What the exercise asks:
Locate each line of the material that contains "series", then return it.

Material for this exercise:
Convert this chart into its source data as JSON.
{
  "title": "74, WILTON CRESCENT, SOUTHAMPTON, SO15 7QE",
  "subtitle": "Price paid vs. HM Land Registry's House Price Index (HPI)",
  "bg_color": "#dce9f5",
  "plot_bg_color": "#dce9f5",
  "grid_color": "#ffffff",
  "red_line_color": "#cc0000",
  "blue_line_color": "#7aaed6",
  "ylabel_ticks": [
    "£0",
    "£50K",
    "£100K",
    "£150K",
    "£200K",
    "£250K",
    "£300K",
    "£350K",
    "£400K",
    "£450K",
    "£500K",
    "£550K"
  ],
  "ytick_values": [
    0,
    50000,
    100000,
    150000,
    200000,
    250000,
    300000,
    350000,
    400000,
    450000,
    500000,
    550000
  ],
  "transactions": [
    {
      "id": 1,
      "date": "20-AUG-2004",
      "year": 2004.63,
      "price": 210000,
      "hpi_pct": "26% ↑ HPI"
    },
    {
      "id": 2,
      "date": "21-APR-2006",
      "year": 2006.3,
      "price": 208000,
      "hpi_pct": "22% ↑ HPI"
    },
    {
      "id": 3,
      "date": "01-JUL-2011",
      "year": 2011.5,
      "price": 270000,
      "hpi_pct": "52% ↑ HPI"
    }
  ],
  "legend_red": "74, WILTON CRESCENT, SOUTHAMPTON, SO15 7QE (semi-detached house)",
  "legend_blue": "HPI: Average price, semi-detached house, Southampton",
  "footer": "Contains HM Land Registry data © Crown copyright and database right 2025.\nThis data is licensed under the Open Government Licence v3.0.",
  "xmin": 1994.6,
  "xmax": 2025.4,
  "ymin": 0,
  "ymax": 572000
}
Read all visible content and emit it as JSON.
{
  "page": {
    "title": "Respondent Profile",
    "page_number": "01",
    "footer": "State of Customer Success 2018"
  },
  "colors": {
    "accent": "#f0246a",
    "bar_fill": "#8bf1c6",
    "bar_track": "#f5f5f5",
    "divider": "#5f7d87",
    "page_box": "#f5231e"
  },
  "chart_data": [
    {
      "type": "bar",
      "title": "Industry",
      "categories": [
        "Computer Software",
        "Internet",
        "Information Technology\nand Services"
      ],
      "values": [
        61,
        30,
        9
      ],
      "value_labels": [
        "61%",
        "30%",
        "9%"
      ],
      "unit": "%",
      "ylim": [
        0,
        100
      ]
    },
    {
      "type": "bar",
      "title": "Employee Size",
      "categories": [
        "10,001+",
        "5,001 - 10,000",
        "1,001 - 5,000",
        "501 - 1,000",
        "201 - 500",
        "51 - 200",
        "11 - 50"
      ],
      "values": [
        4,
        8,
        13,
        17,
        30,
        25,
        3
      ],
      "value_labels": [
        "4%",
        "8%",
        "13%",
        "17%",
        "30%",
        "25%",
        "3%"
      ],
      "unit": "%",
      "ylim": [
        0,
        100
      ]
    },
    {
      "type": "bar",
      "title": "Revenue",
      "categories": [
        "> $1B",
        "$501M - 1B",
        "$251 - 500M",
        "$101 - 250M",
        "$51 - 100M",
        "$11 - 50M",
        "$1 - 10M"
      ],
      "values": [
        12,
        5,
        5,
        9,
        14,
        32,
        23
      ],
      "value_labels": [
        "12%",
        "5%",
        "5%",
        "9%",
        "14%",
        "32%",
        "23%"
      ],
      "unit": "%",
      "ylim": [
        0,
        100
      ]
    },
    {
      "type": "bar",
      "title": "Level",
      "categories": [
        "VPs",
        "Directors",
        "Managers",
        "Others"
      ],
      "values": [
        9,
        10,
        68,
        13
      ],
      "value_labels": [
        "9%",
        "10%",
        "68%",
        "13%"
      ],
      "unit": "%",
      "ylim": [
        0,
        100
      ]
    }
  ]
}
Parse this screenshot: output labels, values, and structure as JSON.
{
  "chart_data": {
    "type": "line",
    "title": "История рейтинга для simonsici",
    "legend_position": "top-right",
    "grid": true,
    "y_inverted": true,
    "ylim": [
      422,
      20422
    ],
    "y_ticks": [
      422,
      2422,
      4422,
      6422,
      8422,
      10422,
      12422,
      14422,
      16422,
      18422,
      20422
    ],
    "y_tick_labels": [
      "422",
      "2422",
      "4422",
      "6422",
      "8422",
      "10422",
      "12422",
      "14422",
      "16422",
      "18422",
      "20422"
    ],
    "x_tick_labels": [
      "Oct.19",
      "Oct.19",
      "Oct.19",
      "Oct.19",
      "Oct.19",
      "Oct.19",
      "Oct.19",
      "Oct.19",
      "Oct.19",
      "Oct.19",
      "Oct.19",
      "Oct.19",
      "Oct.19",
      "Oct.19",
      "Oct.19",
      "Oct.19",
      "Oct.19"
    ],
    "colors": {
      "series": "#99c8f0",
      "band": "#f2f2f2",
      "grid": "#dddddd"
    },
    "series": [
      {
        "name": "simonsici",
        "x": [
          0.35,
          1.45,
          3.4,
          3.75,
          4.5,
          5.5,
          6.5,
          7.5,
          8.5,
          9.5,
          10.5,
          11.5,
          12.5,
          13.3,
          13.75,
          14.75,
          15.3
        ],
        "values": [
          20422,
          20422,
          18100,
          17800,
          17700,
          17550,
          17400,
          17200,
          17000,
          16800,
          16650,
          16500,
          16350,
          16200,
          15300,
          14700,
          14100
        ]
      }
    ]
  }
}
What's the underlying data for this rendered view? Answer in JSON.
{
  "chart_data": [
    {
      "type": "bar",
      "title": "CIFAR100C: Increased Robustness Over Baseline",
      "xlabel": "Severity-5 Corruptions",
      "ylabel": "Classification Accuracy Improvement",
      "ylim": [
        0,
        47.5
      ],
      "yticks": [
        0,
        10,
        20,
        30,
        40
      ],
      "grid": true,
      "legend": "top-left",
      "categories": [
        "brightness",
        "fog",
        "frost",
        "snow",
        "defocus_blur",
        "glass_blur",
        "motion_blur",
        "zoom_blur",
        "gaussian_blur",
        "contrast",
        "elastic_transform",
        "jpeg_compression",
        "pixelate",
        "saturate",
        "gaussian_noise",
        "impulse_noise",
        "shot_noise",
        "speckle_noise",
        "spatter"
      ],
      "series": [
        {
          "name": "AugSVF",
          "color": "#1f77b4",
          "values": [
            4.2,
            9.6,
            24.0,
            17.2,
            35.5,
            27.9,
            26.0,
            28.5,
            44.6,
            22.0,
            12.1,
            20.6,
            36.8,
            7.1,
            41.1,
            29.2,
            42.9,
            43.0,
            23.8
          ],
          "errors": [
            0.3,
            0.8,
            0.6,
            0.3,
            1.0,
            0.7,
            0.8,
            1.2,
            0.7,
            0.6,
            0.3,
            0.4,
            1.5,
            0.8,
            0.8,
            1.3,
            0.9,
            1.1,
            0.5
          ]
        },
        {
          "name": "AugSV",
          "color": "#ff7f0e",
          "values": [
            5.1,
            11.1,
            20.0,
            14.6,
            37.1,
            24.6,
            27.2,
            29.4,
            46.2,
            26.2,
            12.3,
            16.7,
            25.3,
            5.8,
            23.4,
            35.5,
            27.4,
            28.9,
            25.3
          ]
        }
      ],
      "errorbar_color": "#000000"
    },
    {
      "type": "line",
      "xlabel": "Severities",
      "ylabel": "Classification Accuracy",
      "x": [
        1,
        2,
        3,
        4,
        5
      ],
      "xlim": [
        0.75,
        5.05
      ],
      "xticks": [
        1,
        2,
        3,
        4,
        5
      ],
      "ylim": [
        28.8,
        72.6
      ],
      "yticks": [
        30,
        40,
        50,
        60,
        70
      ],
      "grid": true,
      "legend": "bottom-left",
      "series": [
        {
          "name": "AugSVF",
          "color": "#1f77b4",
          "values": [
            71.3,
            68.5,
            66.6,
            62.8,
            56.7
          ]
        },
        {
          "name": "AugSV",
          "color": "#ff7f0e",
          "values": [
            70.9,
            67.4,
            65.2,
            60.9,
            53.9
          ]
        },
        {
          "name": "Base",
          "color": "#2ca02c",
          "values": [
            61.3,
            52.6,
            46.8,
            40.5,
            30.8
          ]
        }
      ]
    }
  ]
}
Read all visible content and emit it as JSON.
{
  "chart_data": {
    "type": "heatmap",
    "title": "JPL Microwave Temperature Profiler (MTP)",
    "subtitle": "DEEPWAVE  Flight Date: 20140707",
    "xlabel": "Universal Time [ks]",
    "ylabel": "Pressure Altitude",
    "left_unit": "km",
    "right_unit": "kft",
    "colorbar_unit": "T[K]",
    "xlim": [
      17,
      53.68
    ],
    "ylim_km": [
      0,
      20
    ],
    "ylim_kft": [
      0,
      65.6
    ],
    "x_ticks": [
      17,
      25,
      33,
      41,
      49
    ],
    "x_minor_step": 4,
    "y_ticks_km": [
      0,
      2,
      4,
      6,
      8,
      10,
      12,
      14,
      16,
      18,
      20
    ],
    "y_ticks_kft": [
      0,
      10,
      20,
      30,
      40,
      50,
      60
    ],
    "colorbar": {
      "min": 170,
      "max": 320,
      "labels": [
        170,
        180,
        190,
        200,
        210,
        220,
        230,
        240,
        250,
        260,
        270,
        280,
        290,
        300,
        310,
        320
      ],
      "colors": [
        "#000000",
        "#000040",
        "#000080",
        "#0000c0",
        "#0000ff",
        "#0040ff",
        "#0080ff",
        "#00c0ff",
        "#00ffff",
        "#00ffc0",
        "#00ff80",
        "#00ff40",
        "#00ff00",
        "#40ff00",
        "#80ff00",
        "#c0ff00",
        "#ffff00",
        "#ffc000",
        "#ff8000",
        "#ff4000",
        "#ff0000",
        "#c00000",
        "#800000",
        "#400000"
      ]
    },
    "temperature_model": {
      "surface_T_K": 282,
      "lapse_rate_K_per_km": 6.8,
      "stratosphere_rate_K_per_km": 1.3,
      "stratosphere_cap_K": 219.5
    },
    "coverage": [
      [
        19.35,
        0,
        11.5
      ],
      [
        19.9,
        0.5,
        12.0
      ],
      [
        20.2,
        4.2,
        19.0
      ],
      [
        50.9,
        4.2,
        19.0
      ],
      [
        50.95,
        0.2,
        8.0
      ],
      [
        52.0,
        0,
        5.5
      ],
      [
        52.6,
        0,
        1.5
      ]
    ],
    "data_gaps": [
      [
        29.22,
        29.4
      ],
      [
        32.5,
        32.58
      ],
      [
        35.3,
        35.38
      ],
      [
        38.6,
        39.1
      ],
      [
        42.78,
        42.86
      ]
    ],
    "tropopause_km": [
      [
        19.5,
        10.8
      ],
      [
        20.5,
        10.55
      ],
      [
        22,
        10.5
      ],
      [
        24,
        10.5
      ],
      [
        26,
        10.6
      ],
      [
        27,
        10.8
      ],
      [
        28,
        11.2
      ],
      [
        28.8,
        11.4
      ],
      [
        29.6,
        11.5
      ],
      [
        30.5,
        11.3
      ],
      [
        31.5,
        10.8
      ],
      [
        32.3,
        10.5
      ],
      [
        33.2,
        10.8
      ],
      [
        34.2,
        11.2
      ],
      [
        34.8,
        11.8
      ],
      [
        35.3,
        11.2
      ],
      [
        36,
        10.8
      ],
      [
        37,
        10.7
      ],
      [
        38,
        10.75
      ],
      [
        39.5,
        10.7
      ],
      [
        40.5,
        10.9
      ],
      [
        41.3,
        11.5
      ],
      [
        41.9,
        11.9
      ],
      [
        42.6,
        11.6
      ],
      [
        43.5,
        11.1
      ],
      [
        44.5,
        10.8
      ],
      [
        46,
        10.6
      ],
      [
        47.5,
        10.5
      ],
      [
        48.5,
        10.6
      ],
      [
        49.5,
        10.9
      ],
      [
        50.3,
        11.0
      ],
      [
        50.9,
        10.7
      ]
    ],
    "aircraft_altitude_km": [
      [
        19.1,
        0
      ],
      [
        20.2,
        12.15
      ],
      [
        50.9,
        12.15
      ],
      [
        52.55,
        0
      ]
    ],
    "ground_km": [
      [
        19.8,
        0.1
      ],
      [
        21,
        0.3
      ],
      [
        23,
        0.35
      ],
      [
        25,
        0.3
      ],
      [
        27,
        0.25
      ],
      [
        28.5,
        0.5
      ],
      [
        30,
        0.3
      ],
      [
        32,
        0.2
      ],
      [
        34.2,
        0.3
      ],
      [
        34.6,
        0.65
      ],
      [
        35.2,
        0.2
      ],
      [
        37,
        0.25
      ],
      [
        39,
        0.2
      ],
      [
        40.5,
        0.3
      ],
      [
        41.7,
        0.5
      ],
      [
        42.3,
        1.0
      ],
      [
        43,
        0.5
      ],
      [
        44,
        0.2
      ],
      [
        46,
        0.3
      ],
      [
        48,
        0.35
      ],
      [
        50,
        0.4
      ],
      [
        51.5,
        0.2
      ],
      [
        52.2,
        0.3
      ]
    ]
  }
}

Completed exercise:
      "series": "#99c8f0",
    "series": [
      "series": [
      "series": [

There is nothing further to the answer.